[Transcript data for document pages]
::::

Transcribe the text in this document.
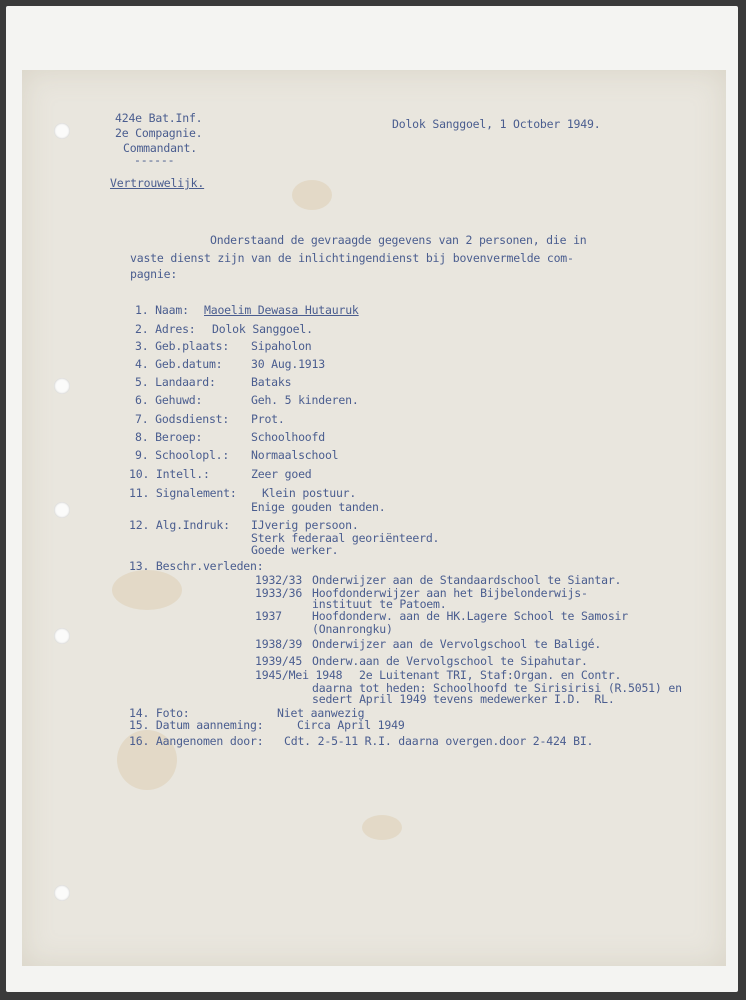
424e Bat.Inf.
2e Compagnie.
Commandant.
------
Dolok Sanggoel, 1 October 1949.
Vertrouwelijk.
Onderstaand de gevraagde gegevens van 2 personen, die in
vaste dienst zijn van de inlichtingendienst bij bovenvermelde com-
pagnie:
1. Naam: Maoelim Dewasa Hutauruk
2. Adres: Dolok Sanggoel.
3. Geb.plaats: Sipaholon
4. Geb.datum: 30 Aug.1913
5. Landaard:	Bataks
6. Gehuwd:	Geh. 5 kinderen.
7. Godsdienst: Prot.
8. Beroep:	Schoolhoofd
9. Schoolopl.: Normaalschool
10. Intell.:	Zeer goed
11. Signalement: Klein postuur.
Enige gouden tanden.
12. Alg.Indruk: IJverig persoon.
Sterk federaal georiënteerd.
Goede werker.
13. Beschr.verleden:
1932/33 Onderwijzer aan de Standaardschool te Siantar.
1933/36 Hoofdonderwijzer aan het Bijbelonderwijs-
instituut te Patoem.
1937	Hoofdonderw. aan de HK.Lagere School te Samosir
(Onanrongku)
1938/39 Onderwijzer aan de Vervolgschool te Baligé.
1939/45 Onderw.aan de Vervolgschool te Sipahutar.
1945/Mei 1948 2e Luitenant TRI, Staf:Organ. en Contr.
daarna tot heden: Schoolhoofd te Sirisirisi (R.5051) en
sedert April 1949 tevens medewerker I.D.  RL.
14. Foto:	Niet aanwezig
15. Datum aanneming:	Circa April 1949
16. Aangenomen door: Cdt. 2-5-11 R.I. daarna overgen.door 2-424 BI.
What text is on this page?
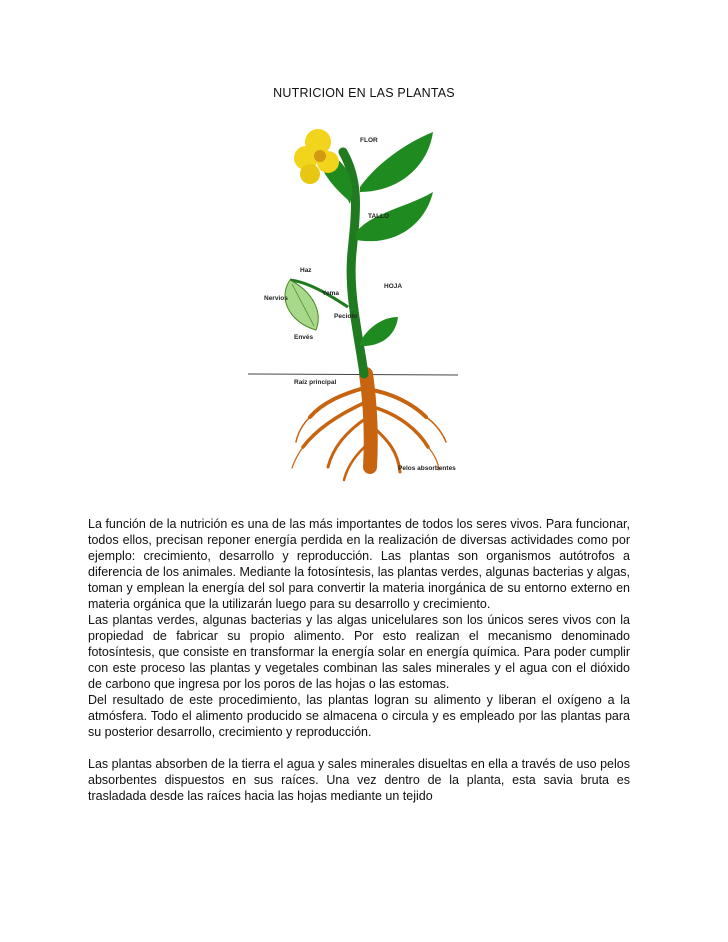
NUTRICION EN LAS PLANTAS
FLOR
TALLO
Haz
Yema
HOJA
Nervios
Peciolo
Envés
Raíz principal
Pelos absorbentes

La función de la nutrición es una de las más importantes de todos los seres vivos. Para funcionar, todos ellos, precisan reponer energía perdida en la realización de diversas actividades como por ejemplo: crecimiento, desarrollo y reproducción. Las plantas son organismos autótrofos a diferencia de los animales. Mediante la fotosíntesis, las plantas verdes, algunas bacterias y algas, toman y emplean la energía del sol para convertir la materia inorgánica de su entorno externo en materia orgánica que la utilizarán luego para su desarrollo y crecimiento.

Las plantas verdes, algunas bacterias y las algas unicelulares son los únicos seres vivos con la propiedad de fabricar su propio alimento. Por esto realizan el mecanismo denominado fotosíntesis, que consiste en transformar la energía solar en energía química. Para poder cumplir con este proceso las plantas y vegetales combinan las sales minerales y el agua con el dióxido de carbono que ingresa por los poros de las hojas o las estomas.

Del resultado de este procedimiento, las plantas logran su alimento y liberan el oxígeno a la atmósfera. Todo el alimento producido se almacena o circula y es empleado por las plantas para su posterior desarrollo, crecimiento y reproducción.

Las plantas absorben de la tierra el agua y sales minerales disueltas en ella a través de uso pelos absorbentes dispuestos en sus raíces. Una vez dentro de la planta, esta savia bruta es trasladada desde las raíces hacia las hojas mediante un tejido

::::

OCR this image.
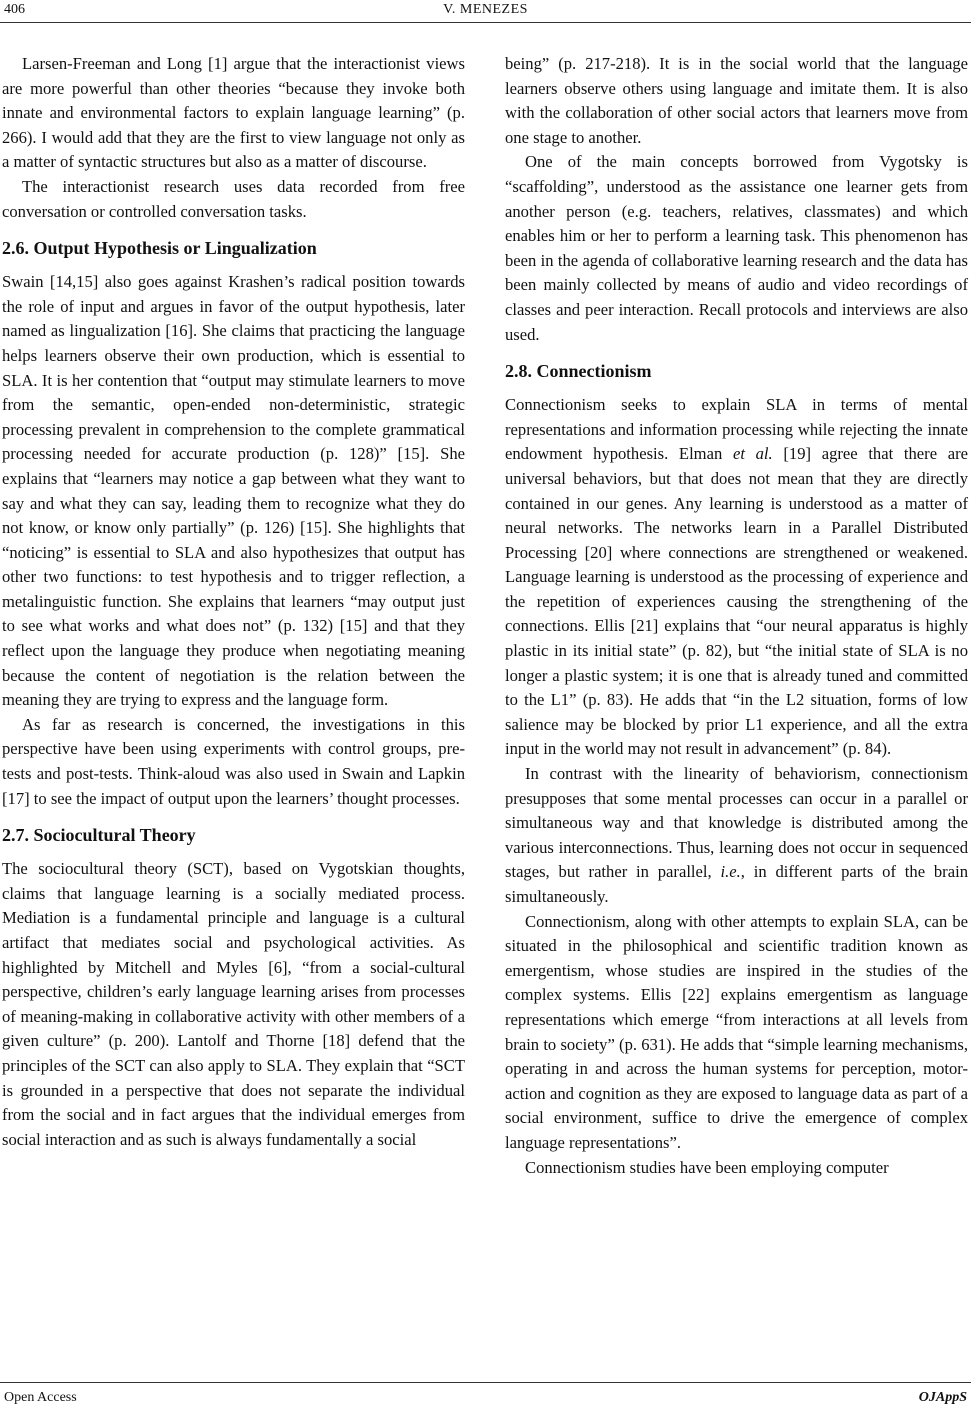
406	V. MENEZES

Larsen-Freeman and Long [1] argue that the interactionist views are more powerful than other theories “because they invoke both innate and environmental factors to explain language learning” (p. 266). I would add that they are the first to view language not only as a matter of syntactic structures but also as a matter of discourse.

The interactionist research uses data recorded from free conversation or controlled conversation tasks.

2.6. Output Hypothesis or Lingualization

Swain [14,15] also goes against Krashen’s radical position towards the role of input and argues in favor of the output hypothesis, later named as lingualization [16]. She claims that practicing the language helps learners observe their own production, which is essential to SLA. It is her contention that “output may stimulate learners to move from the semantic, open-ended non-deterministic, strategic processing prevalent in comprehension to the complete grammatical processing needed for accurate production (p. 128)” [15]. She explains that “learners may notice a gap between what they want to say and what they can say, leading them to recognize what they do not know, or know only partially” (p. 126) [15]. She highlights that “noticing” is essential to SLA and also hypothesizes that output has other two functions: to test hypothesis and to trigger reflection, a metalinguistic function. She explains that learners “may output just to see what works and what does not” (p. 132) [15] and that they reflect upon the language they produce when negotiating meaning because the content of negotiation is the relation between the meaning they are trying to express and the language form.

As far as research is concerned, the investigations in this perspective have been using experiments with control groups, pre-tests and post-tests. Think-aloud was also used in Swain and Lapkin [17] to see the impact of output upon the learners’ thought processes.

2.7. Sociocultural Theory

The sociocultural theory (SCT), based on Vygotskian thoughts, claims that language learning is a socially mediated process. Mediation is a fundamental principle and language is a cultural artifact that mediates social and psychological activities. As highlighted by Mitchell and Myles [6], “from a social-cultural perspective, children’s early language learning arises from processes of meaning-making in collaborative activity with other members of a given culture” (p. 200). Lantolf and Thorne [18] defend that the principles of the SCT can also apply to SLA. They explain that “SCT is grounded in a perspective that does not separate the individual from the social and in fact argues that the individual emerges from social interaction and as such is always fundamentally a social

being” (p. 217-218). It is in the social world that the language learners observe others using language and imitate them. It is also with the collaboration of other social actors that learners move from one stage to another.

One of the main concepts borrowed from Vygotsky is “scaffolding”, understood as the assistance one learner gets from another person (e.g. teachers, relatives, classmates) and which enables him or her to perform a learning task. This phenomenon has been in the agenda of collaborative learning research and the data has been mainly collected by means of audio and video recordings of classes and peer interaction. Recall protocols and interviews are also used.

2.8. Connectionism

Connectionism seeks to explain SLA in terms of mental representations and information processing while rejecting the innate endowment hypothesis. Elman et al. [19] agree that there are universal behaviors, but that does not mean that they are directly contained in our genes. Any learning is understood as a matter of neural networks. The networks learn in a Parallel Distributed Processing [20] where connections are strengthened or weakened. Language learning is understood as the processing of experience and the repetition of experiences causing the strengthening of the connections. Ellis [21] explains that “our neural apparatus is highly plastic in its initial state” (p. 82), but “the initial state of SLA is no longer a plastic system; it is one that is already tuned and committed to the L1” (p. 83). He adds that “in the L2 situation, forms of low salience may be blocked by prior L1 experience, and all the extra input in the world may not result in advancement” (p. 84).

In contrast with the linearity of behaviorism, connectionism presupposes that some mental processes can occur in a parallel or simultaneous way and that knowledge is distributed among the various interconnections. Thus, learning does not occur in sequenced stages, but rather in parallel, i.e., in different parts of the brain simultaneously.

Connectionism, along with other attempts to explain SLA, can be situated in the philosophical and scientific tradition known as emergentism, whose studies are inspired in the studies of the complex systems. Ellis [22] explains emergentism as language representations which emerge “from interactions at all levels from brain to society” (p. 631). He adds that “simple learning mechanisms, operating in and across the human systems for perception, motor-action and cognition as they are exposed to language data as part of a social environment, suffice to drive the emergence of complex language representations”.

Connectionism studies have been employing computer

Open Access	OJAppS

::::

> [EXERCISE GOAL]:
In the entries above, work out how many lines contain the string "agua", and give only that number.

> [ANSWER SPACE]:
2